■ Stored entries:
--- START ---

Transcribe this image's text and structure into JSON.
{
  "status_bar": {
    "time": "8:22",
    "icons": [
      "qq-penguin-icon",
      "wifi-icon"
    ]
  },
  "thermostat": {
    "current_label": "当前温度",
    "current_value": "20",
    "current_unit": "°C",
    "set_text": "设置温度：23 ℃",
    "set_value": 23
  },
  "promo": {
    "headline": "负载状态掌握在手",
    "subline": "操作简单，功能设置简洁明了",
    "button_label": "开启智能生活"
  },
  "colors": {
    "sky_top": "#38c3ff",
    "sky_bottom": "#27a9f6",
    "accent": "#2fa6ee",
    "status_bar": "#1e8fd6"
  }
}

--- END ---

Reproduce the entries above exactly.

■ TASK OUTPUT:
Transcribe this image's text and structure into JSON.
{
  "status_bar": {
    "time": "8:22",
    "icons": [
      "qq-penguin-icon",
      "wifi-icon"
    ]
  },
  "thermostat": {
    "current_label": "当前温度",
    "current_value": "20",
    "current_unit": "°C",
    "set_text": "设置温度：23 ℃",
    "set_value": 23
  },
  "promo": {
    "headline": "负载状态掌握在手",
    "subline": "操作简单，功能设置简洁明了",
    "button_label": "开启智能生活"
  },
  "colors": {
    "sky_top": "#38c3ff",
    "sky_bottom": "#27a9f6",
    "accent": "#2fa6ee",
    "status_bar": "#1e8fd6"
  }
}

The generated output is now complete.